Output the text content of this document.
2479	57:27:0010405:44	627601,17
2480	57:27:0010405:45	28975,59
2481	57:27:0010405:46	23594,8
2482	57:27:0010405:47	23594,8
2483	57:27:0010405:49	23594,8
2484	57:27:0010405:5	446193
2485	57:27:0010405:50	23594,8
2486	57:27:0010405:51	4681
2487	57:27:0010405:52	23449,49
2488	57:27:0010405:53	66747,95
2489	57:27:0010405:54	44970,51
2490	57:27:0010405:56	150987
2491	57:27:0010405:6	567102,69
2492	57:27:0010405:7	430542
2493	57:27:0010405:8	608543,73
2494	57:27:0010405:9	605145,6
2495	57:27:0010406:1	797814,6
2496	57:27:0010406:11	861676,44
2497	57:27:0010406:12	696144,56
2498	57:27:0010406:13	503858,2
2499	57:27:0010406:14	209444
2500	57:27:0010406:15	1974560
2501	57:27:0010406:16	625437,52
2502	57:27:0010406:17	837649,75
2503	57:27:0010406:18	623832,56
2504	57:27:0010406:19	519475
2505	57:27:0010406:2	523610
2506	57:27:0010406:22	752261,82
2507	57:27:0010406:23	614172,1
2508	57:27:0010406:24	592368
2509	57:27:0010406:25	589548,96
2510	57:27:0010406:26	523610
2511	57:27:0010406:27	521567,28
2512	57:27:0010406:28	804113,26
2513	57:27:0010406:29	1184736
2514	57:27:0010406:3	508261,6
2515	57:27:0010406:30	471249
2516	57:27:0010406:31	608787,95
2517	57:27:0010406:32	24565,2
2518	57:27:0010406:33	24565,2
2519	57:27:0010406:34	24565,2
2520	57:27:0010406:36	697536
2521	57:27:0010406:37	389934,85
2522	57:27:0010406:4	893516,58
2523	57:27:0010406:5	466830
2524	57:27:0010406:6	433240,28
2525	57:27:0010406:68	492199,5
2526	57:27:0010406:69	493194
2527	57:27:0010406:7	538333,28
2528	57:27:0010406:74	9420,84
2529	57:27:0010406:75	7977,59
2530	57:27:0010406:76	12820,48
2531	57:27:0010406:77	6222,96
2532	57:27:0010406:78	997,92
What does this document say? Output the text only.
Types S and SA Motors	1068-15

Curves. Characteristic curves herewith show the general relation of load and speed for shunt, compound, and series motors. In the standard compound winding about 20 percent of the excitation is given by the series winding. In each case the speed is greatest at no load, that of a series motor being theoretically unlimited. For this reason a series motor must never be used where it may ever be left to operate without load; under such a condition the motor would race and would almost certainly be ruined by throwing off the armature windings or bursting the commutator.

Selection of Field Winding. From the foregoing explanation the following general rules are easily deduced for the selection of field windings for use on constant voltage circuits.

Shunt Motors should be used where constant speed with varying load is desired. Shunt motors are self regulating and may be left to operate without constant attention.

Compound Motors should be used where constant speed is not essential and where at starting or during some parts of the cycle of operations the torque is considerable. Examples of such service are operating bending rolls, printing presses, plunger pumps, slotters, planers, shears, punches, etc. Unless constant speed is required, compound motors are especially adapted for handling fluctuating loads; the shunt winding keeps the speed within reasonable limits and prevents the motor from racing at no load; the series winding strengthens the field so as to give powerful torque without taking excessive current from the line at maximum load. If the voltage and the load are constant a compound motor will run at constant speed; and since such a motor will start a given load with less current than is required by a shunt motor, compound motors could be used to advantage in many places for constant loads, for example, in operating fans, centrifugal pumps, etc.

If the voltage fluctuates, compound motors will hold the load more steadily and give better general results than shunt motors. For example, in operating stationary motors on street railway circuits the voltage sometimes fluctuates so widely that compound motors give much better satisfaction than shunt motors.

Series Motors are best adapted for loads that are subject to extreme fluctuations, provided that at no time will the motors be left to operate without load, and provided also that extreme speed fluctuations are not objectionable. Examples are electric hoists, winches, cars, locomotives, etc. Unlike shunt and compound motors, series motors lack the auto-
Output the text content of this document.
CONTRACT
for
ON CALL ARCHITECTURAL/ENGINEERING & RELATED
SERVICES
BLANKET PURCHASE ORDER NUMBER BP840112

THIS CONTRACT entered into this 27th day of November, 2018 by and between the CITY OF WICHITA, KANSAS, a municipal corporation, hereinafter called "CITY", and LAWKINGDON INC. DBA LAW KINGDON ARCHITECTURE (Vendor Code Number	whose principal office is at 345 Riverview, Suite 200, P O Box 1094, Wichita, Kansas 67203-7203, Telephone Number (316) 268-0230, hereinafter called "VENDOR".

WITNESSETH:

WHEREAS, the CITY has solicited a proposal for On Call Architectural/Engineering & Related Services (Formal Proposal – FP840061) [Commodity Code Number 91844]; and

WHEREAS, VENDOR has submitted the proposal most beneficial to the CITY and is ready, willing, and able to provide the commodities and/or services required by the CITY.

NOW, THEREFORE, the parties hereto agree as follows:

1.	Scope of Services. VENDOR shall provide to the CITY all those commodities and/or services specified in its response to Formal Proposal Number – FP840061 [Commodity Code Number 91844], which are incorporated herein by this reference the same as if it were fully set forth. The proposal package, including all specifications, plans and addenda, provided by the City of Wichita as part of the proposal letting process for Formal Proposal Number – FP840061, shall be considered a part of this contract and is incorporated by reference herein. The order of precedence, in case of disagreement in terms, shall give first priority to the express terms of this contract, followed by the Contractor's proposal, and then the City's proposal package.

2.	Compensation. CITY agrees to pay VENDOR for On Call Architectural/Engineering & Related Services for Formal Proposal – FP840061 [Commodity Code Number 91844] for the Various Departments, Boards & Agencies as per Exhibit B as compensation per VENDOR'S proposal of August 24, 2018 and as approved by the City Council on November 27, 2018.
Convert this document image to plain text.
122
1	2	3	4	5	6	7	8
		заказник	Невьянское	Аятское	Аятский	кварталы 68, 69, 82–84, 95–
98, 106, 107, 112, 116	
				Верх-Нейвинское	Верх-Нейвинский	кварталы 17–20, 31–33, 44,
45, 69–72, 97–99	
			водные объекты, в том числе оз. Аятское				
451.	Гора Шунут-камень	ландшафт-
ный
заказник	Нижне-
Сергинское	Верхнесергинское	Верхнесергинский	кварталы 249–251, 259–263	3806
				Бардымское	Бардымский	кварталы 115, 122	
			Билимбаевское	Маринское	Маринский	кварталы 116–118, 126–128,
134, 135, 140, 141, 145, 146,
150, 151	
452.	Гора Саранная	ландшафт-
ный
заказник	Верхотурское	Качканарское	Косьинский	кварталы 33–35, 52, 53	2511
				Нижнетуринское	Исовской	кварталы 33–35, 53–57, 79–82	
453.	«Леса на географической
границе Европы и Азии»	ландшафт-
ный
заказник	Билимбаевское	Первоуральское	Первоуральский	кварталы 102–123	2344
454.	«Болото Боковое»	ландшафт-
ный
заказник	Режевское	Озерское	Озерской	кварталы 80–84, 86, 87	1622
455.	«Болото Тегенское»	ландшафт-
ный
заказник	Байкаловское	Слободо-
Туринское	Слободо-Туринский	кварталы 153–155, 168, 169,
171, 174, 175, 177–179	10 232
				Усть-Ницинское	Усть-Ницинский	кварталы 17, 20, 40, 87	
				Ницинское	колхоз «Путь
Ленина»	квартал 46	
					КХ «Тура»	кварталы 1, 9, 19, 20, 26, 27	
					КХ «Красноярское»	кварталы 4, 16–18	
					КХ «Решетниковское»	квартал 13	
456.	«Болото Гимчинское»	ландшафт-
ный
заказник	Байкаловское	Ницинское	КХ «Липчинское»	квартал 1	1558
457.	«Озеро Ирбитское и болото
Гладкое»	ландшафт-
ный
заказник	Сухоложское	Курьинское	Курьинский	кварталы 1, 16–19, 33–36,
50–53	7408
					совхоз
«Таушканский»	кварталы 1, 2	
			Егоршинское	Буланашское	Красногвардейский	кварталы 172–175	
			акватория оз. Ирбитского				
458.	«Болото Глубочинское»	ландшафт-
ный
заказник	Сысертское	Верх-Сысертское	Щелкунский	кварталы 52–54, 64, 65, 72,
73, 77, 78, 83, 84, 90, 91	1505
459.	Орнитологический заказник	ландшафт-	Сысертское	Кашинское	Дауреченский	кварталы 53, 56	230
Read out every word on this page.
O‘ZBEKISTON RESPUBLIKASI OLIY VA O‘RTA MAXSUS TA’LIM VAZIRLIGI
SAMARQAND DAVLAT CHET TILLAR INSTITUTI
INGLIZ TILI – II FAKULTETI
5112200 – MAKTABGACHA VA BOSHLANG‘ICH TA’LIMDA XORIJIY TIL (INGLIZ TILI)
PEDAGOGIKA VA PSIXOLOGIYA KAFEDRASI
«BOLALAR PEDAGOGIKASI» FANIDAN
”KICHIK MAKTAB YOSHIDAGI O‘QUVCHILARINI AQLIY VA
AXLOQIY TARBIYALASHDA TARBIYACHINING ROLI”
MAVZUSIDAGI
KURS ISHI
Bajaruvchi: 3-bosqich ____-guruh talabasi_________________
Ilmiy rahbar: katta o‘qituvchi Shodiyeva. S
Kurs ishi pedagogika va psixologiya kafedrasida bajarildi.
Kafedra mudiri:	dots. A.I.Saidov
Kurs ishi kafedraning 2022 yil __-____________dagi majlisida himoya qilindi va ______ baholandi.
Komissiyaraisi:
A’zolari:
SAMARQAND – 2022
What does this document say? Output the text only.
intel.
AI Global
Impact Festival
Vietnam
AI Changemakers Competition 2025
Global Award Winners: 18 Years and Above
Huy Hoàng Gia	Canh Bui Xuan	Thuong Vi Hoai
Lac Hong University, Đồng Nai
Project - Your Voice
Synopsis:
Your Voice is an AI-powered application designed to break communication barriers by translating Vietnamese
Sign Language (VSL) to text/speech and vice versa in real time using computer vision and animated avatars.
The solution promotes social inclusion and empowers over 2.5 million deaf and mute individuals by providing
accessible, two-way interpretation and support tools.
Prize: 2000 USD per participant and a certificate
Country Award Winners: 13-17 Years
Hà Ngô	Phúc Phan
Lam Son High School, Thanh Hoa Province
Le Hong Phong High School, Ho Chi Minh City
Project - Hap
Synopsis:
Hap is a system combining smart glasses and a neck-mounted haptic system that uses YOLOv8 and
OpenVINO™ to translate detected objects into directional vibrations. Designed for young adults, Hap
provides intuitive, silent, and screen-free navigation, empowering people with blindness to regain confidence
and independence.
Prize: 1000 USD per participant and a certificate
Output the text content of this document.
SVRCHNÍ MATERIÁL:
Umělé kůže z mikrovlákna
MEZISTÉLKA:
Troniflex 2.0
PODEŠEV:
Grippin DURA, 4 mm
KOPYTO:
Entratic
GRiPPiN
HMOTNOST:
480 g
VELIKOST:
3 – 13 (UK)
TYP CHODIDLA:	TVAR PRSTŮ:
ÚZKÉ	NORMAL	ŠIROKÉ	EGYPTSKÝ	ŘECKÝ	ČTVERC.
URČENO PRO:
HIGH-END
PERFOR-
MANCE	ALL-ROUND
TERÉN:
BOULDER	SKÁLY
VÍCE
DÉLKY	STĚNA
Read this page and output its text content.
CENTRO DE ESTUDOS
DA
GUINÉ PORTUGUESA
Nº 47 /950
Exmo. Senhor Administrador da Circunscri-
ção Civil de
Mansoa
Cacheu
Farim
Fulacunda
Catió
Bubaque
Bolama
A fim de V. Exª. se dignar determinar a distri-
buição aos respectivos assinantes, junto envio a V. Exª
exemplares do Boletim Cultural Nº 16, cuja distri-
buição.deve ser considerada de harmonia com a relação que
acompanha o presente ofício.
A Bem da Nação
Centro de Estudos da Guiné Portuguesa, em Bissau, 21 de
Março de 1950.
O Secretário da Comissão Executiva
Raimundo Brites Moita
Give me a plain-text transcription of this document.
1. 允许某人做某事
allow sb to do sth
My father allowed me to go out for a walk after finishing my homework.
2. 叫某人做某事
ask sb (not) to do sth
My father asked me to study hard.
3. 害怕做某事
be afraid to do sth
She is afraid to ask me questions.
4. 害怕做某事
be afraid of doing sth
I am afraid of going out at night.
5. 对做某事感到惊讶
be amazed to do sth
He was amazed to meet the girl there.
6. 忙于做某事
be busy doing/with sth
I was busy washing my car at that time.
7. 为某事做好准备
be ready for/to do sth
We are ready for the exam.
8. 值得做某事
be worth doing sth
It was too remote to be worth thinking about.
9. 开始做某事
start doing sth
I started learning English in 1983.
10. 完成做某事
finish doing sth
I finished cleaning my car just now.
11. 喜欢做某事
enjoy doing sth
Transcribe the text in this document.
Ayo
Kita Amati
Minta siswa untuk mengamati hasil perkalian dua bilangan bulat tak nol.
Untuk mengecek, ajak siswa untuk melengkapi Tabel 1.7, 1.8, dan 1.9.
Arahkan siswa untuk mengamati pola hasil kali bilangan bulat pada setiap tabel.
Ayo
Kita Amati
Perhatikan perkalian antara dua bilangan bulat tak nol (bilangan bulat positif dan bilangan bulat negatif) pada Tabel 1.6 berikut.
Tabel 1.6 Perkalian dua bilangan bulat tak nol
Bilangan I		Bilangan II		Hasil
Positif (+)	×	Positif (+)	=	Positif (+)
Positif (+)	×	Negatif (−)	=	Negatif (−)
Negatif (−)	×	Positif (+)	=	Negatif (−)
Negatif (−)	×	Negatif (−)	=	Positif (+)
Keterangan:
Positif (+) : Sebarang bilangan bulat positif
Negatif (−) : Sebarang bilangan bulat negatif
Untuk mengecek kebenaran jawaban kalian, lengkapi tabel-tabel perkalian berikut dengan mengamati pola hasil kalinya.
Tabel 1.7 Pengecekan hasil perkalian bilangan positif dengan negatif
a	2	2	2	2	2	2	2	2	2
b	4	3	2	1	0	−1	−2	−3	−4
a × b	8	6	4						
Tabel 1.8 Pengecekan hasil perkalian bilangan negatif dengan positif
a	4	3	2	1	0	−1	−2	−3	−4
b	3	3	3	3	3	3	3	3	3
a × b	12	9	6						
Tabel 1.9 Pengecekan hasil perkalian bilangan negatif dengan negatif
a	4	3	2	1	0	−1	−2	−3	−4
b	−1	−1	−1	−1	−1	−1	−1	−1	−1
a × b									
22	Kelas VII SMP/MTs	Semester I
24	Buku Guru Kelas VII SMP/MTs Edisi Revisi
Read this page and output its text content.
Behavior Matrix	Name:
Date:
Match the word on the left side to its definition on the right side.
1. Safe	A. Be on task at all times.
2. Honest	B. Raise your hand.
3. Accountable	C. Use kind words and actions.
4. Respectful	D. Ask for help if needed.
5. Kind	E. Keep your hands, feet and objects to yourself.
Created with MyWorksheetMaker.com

+-------+

THE REQUEST: Count the lines of the data that contain the string "busy", and reply with that number alone.

TASK SOLUTION: 2